REQUIRED WORK: Will you transcribe all the entries word for word, skipping the pictures they hold?
• • • • • • •
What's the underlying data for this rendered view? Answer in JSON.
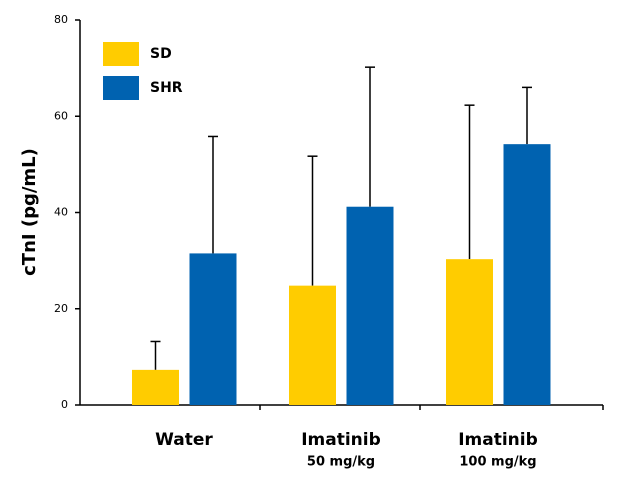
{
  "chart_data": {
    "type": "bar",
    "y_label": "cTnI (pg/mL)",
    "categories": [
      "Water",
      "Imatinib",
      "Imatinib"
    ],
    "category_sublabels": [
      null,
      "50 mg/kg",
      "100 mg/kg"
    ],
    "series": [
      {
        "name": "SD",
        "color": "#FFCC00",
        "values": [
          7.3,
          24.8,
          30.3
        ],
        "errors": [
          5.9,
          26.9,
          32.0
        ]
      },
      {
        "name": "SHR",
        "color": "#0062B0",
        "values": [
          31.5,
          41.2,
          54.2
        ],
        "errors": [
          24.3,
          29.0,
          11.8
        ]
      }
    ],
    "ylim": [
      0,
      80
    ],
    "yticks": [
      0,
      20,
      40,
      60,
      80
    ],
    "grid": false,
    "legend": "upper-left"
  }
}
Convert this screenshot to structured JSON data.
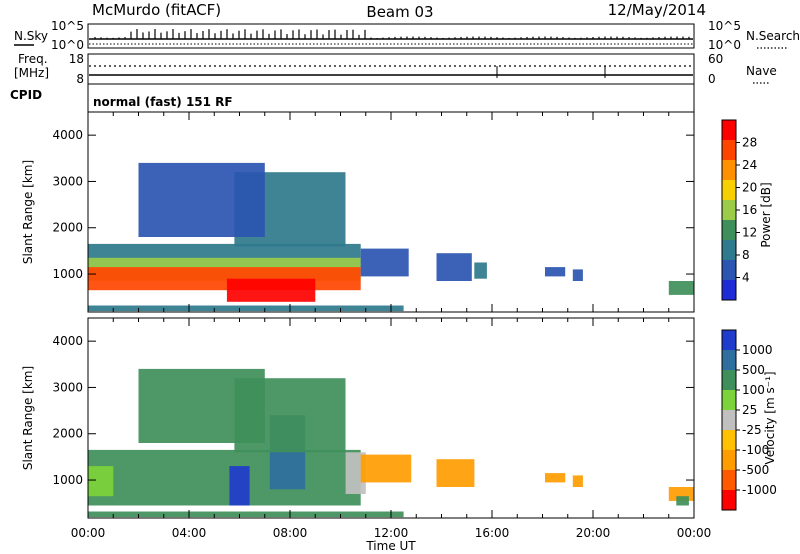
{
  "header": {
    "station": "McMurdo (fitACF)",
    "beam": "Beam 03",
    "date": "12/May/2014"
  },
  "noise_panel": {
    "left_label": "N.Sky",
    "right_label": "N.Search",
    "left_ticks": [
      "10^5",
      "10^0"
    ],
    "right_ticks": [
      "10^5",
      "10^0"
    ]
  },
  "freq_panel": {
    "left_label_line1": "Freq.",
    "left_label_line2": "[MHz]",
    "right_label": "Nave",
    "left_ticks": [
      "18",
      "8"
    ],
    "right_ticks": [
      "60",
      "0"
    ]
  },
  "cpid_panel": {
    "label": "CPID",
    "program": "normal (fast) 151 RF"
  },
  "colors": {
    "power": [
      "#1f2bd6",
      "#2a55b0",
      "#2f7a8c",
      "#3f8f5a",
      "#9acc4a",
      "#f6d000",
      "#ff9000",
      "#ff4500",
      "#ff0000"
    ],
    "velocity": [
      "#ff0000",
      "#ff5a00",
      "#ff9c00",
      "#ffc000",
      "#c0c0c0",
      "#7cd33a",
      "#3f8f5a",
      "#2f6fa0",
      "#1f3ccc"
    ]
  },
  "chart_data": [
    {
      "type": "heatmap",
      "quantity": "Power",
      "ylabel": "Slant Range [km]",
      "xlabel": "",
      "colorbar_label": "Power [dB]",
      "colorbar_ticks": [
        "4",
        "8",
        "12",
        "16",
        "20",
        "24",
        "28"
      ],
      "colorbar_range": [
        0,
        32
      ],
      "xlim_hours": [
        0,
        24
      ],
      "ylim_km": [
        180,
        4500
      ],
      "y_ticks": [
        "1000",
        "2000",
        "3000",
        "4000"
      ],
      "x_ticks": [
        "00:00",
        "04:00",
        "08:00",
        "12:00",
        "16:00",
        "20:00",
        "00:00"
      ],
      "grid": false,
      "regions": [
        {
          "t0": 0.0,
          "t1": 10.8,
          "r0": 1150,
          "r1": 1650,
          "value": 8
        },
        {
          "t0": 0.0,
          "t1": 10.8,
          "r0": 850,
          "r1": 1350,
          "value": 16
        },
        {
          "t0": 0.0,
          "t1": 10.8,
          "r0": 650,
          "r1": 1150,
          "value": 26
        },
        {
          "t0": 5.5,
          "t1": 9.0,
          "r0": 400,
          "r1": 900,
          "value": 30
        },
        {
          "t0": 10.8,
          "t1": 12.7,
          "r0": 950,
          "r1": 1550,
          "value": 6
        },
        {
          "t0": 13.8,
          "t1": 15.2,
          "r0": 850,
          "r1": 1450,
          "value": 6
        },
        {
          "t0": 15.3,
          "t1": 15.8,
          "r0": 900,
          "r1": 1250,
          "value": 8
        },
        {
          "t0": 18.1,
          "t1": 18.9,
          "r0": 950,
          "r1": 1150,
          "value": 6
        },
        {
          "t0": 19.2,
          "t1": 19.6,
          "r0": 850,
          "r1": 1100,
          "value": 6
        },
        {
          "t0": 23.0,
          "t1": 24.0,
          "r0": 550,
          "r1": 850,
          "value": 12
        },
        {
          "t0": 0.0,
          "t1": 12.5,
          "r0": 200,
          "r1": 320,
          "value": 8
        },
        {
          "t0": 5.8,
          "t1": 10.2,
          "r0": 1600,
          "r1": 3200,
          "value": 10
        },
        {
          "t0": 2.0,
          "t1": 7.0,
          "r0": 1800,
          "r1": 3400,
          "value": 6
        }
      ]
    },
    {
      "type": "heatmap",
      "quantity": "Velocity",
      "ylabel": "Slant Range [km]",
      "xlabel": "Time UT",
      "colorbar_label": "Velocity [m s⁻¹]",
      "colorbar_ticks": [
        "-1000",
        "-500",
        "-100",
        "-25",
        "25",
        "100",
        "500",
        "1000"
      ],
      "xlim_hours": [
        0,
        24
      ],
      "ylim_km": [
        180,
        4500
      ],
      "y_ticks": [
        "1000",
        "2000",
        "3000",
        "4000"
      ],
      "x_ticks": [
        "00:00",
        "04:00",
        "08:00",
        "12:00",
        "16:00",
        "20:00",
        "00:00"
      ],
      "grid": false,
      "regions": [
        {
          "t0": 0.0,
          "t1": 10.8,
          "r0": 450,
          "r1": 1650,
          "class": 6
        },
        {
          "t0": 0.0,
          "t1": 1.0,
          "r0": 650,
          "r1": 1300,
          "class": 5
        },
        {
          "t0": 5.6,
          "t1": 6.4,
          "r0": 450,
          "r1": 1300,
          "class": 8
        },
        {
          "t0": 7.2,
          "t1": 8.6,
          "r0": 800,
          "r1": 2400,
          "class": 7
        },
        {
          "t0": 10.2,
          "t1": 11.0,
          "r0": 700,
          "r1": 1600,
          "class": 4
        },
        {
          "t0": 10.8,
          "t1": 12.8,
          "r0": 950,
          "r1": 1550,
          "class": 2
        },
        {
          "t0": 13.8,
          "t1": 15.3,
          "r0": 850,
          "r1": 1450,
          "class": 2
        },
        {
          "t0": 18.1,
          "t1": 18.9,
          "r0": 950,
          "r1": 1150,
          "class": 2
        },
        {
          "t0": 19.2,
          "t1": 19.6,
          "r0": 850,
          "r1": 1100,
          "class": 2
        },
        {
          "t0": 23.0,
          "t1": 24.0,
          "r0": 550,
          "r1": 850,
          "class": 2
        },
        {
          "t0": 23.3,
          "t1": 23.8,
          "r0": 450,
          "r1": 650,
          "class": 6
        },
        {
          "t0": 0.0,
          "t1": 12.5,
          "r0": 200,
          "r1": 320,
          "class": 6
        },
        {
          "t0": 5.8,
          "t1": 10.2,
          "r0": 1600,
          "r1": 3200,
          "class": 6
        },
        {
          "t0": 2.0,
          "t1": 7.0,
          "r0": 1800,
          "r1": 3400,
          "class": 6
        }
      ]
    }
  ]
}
• • • • • • •
EXERCISE ANSWER:
What's the underlying data for this rendered view? Answer in JSON.
{
  "chart_data": {
    "type": "bar",
    "y_label": "cTnI (pg/mL)",
    "categories": [
      "Water",
      "Imatinib",
      "Imatinib"
    ],
    "category_sublabels": [
      null,
      "50 mg/kg",
      "100 mg/kg"
    ],
    "series": [
      {
        "name": "SD",
        "color": "#FFCC00",
        "values": [
          7.3,
          24.8,
          30.3
        ],
        "errors": [
          5.9,
          26.9,
          32.0
        ]
      },
      {
        "name": "SHR",
        "color": "#0062B0",
        "values": [
          31.5,
          41.2,
          54.2
        ],
        "errors": [
          24.3,
          29.0,
          11.8
        ]
      }
    ],
    "ylim": [
      0,
      80
    ],
    "yticks": [
      0,
      20,
      40,
      60,
      80
    ],
    "grid": false,
    "legend": "upper-left"
  }
}
Convert this screenshot to structured JSON data.
{
  "header": {
    "station": "McMurdo (fitACF)",
    "beam": "Beam 03",
    "date": "12/May/2014"
  },
  "noise_panel": {
    "left_label": "N.Sky",
    "right_label": "N.Search",
    "left_ticks": [
      "10^5",
      "10^0"
    ],
    "right_ticks": [
      "10^5",
      "10^0"
    ]
  },
  "freq_panel": {
    "left_label_line1": "Freq.",
    "left_label_line2": "[MHz]",
    "right_label": "Nave",
    "left_ticks": [
      "18",
      "8"
    ],
    "right_ticks": [
      "60",
      "0"
    ]
  },
  "cpid_panel": {
    "label": "CPID",
    "program": "normal (fast) 151 RF"
  },
  "colors": {
    "power": [
      "#1f2bd6",
      "#2a55b0",
      "#2f7a8c",
      "#3f8f5a",
      "#9acc4a",
      "#f6d000",
      "#ff9000",
      "#ff4500",
      "#ff0000"
    ],
    "velocity": [
      "#ff0000",
      "#ff5a00",
      "#ff9c00",
      "#ffc000",
      "#c0c0c0",
      "#7cd33a",
      "#3f8f5a",
      "#2f6fa0",
      "#1f3ccc"
    ]
  },
  "chart_data": [
    {
      "type": "heatmap",
      "quantity": "Power",
      "ylabel": "Slant Range [km]",
      "xlabel": "",
      "colorbar_label": "Power [dB]",
      "colorbar_ticks": [
        "4",
        "8",
        "12",
        "16",
        "20",
        "24",
        "28"
      ],
      "colorbar_range": [
        0,
        32
      ],
      "xlim_hours": [
        0,
        24
      ],
      "ylim_km": [
        180,
        4500
      ],
      "y_ticks": [
        "1000",
        "2000",
        "3000",
        "4000"
      ],
      "x_ticks": [
        "00:00",
        "04:00",
        "08:00",
        "12:00",
        "16:00",
        "20:00",
        "00:00"
      ],
      "grid": false,
      "regions": [
        {
          "t0": 0.0,
          "t1": 10.8,
          "r0": 1150,
          "r1": 1650,
          "value": 8
        },
        {
          "t0": 0.0,
          "t1": 10.8,
          "r0": 850,
          "r1": 1350,
          "value": 16
        },
        {
          "t0": 0.0,
          "t1": 10.8,
          "r0": 650,
          "r1": 1150,
          "value": 26
        },
        {
          "t0": 5.5,
          "t1": 9.0,
          "r0": 400,
          "r1": 900,
          "value": 30
        },
        {
          "t0": 10.8,
          "t1": 12.7,
          "r0": 950,
          "r1": 1550,
          "value": 6
        },
        {
          "t0": 13.8,
          "t1": 15.2,
          "r0": 850,
          "r1": 1450,
          "value": 6
        },
        {
          "t0": 15.3,
          "t1": 15.8,
          "r0": 900,
          "r1": 1250,
          "value": 8
        },
        {
          "t0": 18.1,
          "t1": 18.9,
          "r0": 950,
          "r1": 1150,
          "value": 6
        },
        {
          "t0": 19.2,
          "t1": 19.6,
          "r0": 850,
          "r1": 1100,
          "value": 6
        },
        {
          "t0": 23.0,
          "t1": 24.0,
          "r0": 550,
          "r1": 850,
          "value": 12
        },
        {
          "t0": 0.0,
          "t1": 12.5,
          "r0": 200,
          "r1": 320,
          "value": 8
        },
        {
          "t0": 5.8,
          "t1": 10.2,
          "r0": 1600,
          "r1": 3200,
          "value": 10
        },
        {
          "t0": 2.0,
          "t1": 7.0,
          "r0": 1800,
          "r1": 3400,
          "value": 6
        }
      ]
    },
    {
      "type": "heatmap",
      "quantity": "Velocity",
      "ylabel": "Slant Range [km]",
      "xlabel": "Time UT",
      "colorbar_label": "Velocity [m s⁻¹]",
      "colorbar_ticks": [
        "-1000",
        "-500",
        "-100",
        "-25",
        "25",
        "100",
        "500",
        "1000"
      ],
      "xlim_hours": [
        0,
        24
      ],
      "ylim_km": [
        180,
        4500
      ],
      "y_ticks": [
        "1000",
        "2000",
        "3000",
        "4000"
      ],
      "x_ticks": [
        "00:00",
        "04:00",
        "08:00",
        "12:00",
        "16:00",
        "20:00",
        "00:00"
      ],
      "grid": false,
      "regions": [
        {
          "t0": 0.0,
          "t1": 10.8,
          "r0": 450,
          "r1": 1650,
          "class": 6
        },
        {
          "t0": 0.0,
          "t1": 1.0,
          "r0": 650,
          "r1": 1300,
          "class": 5
        },
        {
          "t0": 5.6,
          "t1": 6.4,
          "r0": 450,
          "r1": 1300,
          "class": 8
        },
        {
          "t0": 7.2,
          "t1": 8.6,
          "r0": 800,
          "r1": 2400,
          "class": 7
        },
        {
          "t0": 10.2,
          "t1": 11.0,
          "r0": 700,
          "r1": 1600,
          "class": 4
        },
        {
          "t0": 10.8,
          "t1": 12.8,
          "r0": 950,
          "r1": 1550,
          "class": 2
        },
        {
          "t0": 13.8,
          "t1": 15.3,
          "r0": 850,
          "r1": 1450,
          "class": 2
        },
        {
          "t0": 18.1,
          "t1": 18.9,
          "r0": 950,
          "r1": 1150,
          "class": 2
        },
        {
          "t0": 19.2,
          "t1": 19.6,
          "r0": 850,
          "r1": 1100,
          "class": 2
        },
        {
          "t0": 23.0,
          "t1": 24.0,
          "r0": 550,
          "r1": 850,
          "class": 2
        },
        {
          "t0": 23.3,
          "t1": 23.8,
          "r0": 450,
          "r1": 650,
          "class": 6
        },
        {
          "t0": 0.0,
          "t1": 12.5,
          "r0": 200,
          "r1": 320,
          "class": 6
        },
        {
          "t0": 5.8,
          "t1": 10.2,
          "r0": 1600,
          "r1": 3200,
          "class": 6
        },
        {
          "t0": 2.0,
          "t1": 7.0,
          "r0": 1800,
          "r1": 3400,
          "class": 6
        }
      ]
    }
  ]
}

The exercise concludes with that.